### [TASK STATEMENT]
Find the word "retraso" in the records below. List each line containing it.

------------------------------------

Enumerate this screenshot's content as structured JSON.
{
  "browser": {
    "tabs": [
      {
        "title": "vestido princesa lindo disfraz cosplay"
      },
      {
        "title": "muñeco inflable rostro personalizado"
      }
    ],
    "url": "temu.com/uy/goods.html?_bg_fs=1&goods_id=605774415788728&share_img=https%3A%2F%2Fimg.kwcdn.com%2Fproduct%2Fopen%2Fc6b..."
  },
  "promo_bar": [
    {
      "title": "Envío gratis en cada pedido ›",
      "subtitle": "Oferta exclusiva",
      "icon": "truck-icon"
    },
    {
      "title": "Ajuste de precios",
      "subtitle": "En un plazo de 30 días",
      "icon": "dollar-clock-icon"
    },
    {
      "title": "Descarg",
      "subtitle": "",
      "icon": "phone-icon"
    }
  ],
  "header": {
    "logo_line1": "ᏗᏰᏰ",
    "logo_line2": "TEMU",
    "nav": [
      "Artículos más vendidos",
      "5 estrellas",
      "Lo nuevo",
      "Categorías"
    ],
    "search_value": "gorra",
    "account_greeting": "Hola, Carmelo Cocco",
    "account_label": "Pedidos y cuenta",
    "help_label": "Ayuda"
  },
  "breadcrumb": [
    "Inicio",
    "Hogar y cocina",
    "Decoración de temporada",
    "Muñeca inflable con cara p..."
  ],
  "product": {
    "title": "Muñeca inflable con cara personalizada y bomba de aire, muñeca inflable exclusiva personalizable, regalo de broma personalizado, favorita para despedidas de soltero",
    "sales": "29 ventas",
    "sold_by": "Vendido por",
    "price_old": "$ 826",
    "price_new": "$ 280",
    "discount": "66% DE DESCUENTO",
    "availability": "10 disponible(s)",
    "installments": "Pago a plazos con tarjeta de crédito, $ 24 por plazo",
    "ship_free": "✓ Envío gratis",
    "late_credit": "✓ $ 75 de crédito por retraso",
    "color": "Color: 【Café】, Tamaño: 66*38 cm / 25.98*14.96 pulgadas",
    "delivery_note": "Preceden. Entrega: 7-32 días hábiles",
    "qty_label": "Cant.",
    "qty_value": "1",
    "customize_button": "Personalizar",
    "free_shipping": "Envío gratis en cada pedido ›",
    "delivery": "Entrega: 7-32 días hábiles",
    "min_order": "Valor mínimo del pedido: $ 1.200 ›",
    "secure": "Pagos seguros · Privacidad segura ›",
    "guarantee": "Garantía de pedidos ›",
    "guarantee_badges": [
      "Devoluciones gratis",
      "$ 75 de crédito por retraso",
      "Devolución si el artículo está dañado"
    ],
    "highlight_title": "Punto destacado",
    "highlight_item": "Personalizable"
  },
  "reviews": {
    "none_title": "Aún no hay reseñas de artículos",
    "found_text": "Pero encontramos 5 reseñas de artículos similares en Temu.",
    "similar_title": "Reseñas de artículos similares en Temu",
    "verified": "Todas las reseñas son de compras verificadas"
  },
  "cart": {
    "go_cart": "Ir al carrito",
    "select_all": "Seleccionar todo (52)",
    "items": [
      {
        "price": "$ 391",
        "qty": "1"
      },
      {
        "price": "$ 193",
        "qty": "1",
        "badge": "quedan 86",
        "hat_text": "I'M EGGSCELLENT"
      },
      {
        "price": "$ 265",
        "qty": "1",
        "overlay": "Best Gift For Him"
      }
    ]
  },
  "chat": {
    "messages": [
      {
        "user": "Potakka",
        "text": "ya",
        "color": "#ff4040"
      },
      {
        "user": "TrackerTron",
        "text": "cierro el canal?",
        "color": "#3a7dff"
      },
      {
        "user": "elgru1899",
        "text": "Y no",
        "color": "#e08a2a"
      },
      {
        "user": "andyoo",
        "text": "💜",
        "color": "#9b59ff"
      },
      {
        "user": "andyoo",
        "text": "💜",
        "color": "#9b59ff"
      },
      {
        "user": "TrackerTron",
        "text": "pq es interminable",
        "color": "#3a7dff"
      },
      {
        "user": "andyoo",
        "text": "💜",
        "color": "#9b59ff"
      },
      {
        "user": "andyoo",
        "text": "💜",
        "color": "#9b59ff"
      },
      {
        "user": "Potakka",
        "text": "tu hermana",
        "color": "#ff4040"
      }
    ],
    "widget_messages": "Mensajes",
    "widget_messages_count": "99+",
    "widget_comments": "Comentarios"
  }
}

------------------------------------

### [ANSWER IN FULL]
    "late_credit": "✓ $ 75 de crédito por retraso",
      "$ 75 de crédito por retraso",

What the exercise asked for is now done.